[Aim]:
Search the listing below for "逾期不拆除的". Copy each matching line.

[Stored records]:
########################################

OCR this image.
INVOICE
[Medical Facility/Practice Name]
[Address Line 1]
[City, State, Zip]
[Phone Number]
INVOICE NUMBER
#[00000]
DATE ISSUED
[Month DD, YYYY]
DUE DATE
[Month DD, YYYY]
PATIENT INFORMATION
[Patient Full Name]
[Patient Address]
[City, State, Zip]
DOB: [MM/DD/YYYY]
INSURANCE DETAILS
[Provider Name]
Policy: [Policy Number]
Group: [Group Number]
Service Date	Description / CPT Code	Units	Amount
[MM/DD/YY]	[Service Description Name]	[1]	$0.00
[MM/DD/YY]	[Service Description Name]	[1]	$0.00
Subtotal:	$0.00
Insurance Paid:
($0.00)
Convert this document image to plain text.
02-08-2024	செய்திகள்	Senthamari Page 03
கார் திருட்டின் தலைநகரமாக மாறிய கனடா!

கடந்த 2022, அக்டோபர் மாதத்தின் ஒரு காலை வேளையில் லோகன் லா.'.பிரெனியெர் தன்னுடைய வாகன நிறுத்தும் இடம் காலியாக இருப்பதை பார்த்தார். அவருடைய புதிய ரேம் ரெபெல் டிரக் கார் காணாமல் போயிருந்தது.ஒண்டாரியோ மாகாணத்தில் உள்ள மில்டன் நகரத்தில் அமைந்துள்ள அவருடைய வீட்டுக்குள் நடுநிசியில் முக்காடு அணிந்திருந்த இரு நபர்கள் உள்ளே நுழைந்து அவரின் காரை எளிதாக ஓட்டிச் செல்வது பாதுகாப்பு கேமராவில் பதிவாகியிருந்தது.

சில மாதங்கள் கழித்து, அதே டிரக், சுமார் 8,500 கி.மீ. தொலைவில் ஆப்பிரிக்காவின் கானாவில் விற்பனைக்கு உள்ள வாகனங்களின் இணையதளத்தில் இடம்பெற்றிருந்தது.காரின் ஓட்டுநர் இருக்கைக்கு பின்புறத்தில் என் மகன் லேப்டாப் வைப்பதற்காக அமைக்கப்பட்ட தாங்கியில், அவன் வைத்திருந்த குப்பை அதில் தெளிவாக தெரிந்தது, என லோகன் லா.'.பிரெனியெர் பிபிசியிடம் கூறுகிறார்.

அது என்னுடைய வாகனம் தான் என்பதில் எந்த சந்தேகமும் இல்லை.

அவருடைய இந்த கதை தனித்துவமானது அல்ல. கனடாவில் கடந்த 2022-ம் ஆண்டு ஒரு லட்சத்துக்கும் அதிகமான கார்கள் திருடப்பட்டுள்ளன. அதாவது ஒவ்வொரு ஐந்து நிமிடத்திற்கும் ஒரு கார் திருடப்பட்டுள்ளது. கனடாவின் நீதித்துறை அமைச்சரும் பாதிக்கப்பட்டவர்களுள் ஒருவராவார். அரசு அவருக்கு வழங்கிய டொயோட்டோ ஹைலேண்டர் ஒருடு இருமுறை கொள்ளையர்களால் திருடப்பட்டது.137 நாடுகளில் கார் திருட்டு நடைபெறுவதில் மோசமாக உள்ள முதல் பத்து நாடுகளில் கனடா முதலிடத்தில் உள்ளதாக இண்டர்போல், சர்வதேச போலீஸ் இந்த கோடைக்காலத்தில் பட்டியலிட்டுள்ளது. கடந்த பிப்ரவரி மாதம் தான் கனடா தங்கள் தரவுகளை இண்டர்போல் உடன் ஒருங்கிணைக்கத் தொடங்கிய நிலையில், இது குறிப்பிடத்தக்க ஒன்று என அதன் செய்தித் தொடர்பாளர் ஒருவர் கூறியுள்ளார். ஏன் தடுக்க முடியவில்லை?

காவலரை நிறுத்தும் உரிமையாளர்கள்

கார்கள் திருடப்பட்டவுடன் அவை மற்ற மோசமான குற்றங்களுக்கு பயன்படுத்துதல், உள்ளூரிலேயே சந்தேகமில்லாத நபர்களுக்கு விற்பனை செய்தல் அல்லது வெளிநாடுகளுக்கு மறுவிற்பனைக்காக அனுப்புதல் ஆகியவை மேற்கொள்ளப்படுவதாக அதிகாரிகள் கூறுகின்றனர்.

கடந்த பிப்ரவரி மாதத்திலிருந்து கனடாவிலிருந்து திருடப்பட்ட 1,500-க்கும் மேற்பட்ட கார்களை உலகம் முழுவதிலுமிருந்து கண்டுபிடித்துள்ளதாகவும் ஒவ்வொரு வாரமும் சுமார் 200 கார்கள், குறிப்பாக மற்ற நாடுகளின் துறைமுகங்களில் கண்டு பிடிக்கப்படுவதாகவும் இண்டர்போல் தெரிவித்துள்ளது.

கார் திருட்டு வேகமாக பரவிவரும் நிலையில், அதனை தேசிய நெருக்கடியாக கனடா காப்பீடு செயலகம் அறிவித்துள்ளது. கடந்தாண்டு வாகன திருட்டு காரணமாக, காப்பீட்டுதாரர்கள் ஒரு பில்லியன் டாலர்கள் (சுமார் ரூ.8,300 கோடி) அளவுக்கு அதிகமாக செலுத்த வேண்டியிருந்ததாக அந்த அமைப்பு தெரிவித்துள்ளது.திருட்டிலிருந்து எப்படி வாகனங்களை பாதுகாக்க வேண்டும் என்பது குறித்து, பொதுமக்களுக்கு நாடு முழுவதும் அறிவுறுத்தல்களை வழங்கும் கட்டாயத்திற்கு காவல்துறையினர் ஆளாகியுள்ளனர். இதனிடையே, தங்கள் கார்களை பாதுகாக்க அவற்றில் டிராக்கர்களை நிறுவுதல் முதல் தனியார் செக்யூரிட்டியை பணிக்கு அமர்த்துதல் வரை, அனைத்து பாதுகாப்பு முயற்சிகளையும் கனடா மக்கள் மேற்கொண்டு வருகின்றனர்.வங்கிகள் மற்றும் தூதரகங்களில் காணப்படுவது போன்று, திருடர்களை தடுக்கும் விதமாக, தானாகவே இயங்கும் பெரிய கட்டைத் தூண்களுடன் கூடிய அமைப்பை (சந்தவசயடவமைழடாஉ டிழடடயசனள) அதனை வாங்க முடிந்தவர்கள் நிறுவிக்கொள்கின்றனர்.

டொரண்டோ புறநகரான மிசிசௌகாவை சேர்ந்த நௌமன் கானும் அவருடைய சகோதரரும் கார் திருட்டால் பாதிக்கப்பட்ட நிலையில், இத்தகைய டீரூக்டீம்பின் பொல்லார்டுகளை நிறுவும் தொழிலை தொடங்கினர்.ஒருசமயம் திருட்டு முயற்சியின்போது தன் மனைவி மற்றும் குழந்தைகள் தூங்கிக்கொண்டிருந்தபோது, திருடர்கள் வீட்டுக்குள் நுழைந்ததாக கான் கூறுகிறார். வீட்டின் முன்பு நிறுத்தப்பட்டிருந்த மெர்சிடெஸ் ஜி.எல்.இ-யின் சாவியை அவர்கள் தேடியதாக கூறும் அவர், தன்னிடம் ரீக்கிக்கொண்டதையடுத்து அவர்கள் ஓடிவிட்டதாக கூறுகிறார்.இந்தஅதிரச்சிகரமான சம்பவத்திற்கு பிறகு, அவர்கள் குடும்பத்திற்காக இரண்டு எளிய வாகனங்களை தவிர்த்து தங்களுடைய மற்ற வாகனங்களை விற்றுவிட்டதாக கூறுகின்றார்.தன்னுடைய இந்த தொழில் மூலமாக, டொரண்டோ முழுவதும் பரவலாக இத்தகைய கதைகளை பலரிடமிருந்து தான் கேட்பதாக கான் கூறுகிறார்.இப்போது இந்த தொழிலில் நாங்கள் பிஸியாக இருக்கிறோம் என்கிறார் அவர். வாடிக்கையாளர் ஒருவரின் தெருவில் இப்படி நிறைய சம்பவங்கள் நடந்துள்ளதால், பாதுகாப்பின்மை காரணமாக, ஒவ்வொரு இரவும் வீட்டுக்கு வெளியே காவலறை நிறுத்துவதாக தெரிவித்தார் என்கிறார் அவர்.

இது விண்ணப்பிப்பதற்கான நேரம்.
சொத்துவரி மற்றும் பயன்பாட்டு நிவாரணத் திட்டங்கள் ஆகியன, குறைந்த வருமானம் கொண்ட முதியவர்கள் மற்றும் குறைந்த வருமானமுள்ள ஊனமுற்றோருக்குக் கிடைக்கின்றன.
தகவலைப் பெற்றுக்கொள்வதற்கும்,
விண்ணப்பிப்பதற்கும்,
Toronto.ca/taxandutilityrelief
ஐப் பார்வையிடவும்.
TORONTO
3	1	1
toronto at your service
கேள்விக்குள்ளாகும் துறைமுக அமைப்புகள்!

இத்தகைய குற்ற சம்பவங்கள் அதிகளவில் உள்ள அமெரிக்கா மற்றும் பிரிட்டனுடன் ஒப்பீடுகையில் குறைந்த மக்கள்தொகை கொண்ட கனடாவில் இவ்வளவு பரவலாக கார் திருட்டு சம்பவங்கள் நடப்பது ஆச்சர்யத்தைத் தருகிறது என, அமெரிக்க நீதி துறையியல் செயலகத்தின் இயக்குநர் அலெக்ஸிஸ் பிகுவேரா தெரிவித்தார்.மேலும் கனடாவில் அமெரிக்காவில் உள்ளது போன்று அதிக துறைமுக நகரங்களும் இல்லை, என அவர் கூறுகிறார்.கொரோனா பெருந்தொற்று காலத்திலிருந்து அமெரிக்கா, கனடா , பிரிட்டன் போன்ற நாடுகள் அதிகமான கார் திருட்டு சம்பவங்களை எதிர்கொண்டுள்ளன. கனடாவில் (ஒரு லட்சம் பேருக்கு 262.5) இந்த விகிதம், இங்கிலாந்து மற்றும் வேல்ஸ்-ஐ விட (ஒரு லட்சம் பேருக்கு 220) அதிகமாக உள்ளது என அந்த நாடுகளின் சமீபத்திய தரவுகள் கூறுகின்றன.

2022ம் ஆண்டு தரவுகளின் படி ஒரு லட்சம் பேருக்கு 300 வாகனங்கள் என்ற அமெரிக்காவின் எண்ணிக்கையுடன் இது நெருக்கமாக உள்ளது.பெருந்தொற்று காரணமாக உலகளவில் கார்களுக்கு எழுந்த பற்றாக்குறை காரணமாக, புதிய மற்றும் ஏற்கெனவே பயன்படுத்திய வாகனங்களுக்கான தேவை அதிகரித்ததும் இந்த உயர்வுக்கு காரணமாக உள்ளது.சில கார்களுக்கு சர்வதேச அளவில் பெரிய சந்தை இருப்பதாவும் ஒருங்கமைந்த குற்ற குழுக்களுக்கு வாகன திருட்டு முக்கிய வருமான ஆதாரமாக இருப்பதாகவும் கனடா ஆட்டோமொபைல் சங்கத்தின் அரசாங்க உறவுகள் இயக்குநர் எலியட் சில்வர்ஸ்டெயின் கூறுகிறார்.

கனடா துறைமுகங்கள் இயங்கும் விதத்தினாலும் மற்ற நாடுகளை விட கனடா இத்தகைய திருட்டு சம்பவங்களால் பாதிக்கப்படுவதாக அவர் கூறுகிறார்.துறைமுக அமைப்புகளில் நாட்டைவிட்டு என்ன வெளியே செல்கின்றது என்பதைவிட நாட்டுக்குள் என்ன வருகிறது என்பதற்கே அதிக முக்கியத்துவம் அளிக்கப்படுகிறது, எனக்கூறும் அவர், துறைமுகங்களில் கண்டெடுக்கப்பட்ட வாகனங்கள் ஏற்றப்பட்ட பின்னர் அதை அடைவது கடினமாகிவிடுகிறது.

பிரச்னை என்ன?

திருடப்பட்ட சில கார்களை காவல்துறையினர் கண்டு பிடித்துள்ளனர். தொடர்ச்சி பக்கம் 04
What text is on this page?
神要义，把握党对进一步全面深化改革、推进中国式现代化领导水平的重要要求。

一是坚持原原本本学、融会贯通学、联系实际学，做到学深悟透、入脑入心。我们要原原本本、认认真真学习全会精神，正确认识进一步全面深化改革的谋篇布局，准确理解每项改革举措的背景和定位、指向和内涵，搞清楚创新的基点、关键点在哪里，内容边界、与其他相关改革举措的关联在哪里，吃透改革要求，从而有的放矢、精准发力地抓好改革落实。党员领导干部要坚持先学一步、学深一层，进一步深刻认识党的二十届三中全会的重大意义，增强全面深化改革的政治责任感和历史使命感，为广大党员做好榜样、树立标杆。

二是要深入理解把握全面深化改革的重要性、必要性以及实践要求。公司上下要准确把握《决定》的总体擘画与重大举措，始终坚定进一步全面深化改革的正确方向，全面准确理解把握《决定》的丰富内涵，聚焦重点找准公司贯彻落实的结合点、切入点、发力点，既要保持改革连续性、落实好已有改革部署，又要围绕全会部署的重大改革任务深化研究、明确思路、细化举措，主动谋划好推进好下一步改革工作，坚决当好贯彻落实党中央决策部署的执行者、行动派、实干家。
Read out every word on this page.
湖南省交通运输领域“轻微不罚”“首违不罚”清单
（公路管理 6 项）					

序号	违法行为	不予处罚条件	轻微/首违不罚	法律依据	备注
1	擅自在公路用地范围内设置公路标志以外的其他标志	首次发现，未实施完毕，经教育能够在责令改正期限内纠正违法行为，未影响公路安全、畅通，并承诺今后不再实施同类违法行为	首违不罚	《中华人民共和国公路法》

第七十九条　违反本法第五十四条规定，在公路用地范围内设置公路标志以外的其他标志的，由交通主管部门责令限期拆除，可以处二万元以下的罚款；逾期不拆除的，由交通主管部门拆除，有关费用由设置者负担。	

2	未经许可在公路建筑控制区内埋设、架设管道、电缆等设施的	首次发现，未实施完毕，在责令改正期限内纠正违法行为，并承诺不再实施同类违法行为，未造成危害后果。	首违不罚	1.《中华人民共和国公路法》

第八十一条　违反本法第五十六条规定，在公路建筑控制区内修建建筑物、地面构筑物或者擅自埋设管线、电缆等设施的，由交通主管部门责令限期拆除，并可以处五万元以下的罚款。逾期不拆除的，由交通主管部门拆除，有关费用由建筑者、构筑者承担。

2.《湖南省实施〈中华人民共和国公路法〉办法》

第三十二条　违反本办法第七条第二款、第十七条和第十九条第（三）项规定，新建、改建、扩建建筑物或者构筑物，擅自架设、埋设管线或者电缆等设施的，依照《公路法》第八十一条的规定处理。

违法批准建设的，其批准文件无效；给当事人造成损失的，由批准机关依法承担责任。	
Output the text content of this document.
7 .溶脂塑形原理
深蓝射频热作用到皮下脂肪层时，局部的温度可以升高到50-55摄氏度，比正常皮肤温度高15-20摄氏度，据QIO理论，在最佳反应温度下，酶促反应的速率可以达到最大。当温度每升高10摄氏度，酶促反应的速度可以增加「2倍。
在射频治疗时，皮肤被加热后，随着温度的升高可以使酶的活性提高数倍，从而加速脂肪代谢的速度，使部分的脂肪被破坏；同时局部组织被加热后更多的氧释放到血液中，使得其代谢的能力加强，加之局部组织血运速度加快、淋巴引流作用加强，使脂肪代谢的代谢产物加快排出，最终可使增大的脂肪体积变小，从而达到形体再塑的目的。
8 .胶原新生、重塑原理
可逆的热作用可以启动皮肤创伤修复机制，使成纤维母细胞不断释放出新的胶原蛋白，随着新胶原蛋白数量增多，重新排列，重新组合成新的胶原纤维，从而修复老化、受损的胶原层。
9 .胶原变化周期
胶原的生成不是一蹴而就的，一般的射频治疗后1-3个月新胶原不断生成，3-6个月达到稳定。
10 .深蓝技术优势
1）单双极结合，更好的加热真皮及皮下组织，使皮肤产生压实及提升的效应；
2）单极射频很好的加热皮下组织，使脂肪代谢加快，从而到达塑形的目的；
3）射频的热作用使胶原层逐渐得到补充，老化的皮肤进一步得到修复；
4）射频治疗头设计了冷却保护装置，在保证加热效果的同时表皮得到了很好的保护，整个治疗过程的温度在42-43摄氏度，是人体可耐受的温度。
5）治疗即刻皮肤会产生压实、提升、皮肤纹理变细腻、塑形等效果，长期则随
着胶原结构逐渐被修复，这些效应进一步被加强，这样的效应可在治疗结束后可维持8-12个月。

########################################

[Task output]:
第七十九条　违反本法第五十四条规定，在公路用地范围内设置公路标志以外的其他标志的，由交通主管部门责令限期拆除，可以处二万元以下的罚款；逾期不拆除的，由交通主管部门拆除，有关费用由设置者负担。	
第八十一条　违反本法第五十六条规定，在公路建筑控制区内修建建筑物、地面构筑物或者擅自埋设管线、电缆等设施的，由交通主管部门责令限期拆除，并可以处五万元以下的罚款。逾期不拆除的，由交通主管部门拆除，有关费用由建筑者、构筑者承担。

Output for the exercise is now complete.